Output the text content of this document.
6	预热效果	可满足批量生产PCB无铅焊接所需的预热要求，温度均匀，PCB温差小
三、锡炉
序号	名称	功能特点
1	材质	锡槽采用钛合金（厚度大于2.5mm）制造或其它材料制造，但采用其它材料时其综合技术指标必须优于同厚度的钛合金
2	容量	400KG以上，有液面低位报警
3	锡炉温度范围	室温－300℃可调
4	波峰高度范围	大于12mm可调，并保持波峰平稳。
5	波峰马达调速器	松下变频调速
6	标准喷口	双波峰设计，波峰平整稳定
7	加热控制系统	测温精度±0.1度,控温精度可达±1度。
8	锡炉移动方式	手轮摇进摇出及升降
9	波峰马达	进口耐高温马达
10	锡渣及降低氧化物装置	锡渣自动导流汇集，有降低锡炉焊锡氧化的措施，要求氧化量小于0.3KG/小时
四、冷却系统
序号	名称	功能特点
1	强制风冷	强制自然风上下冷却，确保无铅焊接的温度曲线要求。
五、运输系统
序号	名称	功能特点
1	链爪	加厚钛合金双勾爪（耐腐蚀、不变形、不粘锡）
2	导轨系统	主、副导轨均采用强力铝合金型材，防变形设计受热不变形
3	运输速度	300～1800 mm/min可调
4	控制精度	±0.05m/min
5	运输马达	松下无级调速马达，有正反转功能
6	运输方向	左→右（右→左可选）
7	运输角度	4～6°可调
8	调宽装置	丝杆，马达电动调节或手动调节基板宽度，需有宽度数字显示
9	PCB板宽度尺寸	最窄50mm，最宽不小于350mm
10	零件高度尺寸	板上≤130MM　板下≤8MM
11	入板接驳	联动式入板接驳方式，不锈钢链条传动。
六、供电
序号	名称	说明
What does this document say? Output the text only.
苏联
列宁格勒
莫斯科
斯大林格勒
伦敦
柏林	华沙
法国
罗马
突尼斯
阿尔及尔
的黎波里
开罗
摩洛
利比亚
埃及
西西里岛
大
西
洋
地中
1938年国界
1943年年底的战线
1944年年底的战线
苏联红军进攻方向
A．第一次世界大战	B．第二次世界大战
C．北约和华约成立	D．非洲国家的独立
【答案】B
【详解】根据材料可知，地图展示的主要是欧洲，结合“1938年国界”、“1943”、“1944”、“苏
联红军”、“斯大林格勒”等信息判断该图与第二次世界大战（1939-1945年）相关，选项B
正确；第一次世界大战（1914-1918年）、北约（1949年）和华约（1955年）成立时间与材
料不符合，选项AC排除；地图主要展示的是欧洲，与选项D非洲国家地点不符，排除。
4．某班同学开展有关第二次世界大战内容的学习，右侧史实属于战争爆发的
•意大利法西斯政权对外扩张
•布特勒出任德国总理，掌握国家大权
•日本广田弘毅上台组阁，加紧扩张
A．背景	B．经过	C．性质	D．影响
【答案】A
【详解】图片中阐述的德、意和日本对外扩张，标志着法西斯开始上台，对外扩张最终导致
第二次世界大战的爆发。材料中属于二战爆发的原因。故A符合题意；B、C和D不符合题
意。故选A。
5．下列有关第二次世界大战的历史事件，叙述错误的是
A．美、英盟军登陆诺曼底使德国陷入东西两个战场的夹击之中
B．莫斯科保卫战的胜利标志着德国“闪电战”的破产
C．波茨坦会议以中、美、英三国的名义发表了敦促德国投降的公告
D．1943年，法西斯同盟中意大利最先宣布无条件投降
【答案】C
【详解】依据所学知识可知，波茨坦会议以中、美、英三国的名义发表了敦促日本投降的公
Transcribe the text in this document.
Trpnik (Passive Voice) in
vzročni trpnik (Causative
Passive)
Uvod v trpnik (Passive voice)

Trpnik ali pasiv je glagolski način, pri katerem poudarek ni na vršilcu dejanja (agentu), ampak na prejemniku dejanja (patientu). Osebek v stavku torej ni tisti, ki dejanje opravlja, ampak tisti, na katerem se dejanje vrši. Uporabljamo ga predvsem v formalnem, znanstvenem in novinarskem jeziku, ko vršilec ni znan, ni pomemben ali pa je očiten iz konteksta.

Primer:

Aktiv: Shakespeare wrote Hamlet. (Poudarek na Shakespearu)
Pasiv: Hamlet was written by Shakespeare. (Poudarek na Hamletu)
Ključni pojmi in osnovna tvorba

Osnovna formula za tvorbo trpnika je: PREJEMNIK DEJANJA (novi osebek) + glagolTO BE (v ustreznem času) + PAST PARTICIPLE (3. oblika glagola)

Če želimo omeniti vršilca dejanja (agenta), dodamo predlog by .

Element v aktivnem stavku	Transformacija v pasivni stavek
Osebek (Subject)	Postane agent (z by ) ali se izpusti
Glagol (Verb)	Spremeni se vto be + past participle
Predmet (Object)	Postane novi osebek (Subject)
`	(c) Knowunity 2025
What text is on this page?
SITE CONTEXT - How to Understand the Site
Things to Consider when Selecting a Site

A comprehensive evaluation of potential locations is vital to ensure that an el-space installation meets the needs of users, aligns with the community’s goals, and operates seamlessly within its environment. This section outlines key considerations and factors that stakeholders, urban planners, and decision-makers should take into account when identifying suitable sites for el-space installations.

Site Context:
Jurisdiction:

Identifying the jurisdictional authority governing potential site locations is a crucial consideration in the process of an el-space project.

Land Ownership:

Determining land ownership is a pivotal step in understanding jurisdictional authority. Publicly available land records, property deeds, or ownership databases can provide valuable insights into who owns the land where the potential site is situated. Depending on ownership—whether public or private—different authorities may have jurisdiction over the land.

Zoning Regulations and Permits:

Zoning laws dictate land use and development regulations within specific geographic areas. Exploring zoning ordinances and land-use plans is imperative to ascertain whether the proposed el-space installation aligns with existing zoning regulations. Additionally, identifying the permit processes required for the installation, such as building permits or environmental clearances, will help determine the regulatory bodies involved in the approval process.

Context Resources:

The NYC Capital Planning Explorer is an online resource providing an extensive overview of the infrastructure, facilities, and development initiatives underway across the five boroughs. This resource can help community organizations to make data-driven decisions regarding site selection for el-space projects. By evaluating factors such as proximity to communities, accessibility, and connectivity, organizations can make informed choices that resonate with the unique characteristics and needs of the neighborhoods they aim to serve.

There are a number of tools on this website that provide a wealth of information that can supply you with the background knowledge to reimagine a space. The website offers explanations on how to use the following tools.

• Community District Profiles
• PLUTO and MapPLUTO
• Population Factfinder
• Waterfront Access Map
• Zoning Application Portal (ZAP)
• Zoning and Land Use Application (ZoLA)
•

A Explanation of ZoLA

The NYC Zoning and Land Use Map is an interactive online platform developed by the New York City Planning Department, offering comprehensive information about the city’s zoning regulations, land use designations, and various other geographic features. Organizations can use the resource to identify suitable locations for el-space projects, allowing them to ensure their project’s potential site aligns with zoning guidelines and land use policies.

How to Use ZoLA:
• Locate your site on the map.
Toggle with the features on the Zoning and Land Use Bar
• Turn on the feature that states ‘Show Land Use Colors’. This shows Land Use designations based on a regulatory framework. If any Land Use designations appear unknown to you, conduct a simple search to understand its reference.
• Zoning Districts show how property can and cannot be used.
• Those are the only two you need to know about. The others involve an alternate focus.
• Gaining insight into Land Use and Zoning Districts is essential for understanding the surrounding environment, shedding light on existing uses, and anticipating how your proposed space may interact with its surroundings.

====

- [Exercise] Go through the records and print each one exactly.

- [Response]
Output the text content of this document.
6	预热效果	可满足批量生产PCB无铅焊接所需的预热要求，温度均匀，PCB温差小
三、锡炉
序号	名称	功能特点
1	材质	锡槽采用钛合金（厚度大于2.5mm）制造或其它材料制造，但采用其它材料时其综合技术指标必须优于同厚度的钛合金
2	容量	400KG以上，有液面低位报警
3	锡炉温度范围	室温－300℃可调
4	波峰高度范围	大于12mm可调，并保持波峰平稳。
5	波峰马达调速器	松下变频调速
6	标准喷口	双波峰设计，波峰平整稳定
7	加热控制系统	测温精度±0.1度,控温精度可达±1度。
8	锡炉移动方式	手轮摇进摇出及升降
9	波峰马达	进口耐高温马达
10	锡渣及降低氧化物装置	锡渣自动导流汇集，有降低锡炉焊锡氧化的措施，要求氧化量小于0.3KG/小时
四、冷却系统
序号	名称	功能特点
1	强制风冷	强制自然风上下冷却，确保无铅焊接的温度曲线要求。
五、运输系统
序号	名称	功能特点
1	链爪	加厚钛合金双勾爪（耐腐蚀、不变形、不粘锡）
2	导轨系统	主、副导轨均采用强力铝合金型材，防变形设计受热不变形
3	运输速度	300～1800 mm/min可调
4	控制精度	±0.05m/min
5	运输马达	松下无级调速马达，有正反转功能
6	运输方向	左→右（右→左可选）
7	运输角度	4～6°可调
8	调宽装置	丝杆，马达电动调节或手动调节基板宽度，需有宽度数字显示
9	PCB板宽度尺寸	最窄50mm，最宽不小于350mm
10	零件高度尺寸	板上≤130MM　板下≤8MM
11	入板接驳	联动式入板接驳方式，不锈钢链条传动。
六、供电
序号	名称	说明
What does this document say? Output the text only.
苏联
列宁格勒
莫斯科
斯大林格勒
伦敦
柏林	华沙
法国
罗马
突尼斯
阿尔及尔
的黎波里
开罗
摩洛
利比亚
埃及
西西里岛
大
西
洋
地中
1938年国界
1943年年底的战线
1944年年底的战线
苏联红军进攻方向
A．第一次世界大战	B．第二次世界大战
C．北约和华约成立	D．非洲国家的独立
【答案】B
【详解】根据材料可知，地图展示的主要是欧洲，结合“1938年国界”、“1943”、“1944”、“苏
联红军”、“斯大林格勒”等信息判断该图与第二次世界大战（1939-1945年）相关，选项B
正确；第一次世界大战（1914-1918年）、北约（1949年）和华约（1955年）成立时间与材
料不符合，选项AC排除；地图主要展示的是欧洲，与选项D非洲国家地点不符，排除。
4．某班同学开展有关第二次世界大战内容的学习，右侧史实属于战争爆发的
•意大利法西斯政权对外扩张
•布特勒出任德国总理，掌握国家大权
•日本广田弘毅上台组阁，加紧扩张
A．背景	B．经过	C．性质	D．影响
【答案】A
【详解】图片中阐述的德、意和日本对外扩张，标志着法西斯开始上台，对外扩张最终导致
第二次世界大战的爆发。材料中属于二战爆发的原因。故A符合题意；B、C和D不符合题
意。故选A。
5．下列有关第二次世界大战的历史事件，叙述错误的是
A．美、英盟军登陆诺曼底使德国陷入东西两个战场的夹击之中
B．莫斯科保卫战的胜利标志着德国“闪电战”的破产
C．波茨坦会议以中、美、英三国的名义发表了敦促德国投降的公告
D．1943年，法西斯同盟中意大利最先宣布无条件投降
【答案】C
【详解】依据所学知识可知，波茨坦会议以中、美、英三国的名义发表了敦促日本投降的公
Transcribe the text in this document.
Trpnik (Passive Voice) in
vzročni trpnik (Causative
Passive)
Uvod v trpnik (Passive voice)

Trpnik ali pasiv je glagolski način, pri katerem poudarek ni na vršilcu dejanja (agentu), ampak na prejemniku dejanja (patientu). Osebek v stavku torej ni tisti, ki dejanje opravlja, ampak tisti, na katerem se dejanje vrši. Uporabljamo ga predvsem v formalnem, znanstvenem in novinarskem jeziku, ko vršilec ni znan, ni pomemben ali pa je očiten iz konteksta.

Primer:

Aktiv: Shakespeare wrote Hamlet. (Poudarek na Shakespearu)
Pasiv: Hamlet was written by Shakespeare. (Poudarek na Hamletu)
Ključni pojmi in osnovna tvorba

Osnovna formula za tvorbo trpnika je: PREJEMNIK DEJANJA (novi osebek) + glagolTO BE (v ustreznem času) + PAST PARTICIPLE (3. oblika glagola)

Če želimo omeniti vršilca dejanja (agenta), dodamo predlog by .

Element v aktivnem stavku	Transformacija v pasivni stavek
Osebek (Subject)	Postane agent (z by ) ali se izpusti
Glagol (Verb)	Spremeni se vto be + past participle
Predmet (Object)	Postane novi osebek (Subject)
`	(c) Knowunity 2025
What text is on this page?
SITE CONTEXT - How to Understand the Site
Things to Consider when Selecting a Site

A comprehensive evaluation of potential locations is vital to ensure that an el-space installation meets the needs of users, aligns with the community’s goals, and operates seamlessly within its environment. This section outlines key considerations and factors that stakeholders, urban planners, and decision-makers should take into account when identifying suitable sites for el-space installations.

Site Context:
Jurisdiction:

Identifying the jurisdictional authority governing potential site locations is a crucial consideration in the process of an el-space project.

Land Ownership:

Determining land ownership is a pivotal step in understanding jurisdictional authority. Publicly available land records, property deeds, or ownership databases can provide valuable insights into who owns the land where the potential site is situated. Depending on ownership—whether public or private—different authorities may have jurisdiction over the land.

Zoning Regulations and Permits:

Zoning laws dictate land use and development regulations within specific geographic areas. Exploring zoning ordinances and land-use plans is imperative to ascertain whether the proposed el-space installation aligns with existing zoning regulations. Additionally, identifying the permit processes required for the installation, such as building permits or environmental clearances, will help determine the regulatory bodies involved in the approval process.

Context Resources:

The NYC Capital Planning Explorer is an online resource providing an extensive overview of the infrastructure, facilities, and development initiatives underway across the five boroughs. This resource can help community organizations to make data-driven decisions regarding site selection for el-space projects. By evaluating factors such as proximity to communities, accessibility, and connectivity, organizations can make informed choices that resonate with the unique characteristics and needs of the neighborhoods they aim to serve.

There are a number of tools on this website that provide a wealth of information that can supply you with the background knowledge to reimagine a space. The website offers explanations on how to use the following tools.

• Community District Profiles
• PLUTO and MapPLUTO
• Population Factfinder
• Waterfront Access Map
• Zoning Application Portal (ZAP)
• Zoning and Land Use Application (ZoLA)
•

A Explanation of ZoLA

The NYC Zoning and Land Use Map is an interactive online platform developed by the New York City Planning Department, offering comprehensive information about the city’s zoning regulations, land use designations, and various other geographic features. Organizations can use the resource to identify suitable locations for el-space projects, allowing them to ensure their project’s potential site aligns with zoning guidelines and land use policies.

How to Use ZoLA:
• Locate your site on the map.
Toggle with the features on the Zoning and Land Use Bar
• Turn on the feature that states ‘Show Land Use Colors’. This shows Land Use designations based on a regulatory framework. If any Land Use designations appear unknown to you, conduct a simple search to understand its reference.
• Zoning Districts show how property can and cannot be used.
• Those are the only two you need to know about. The others involve an alternate focus.
• Gaining insight into Land Use and Zoning Districts is essential for understanding the surrounding environment, shedding light on existing uses, and anticipating how your proposed space may interact with its surroundings.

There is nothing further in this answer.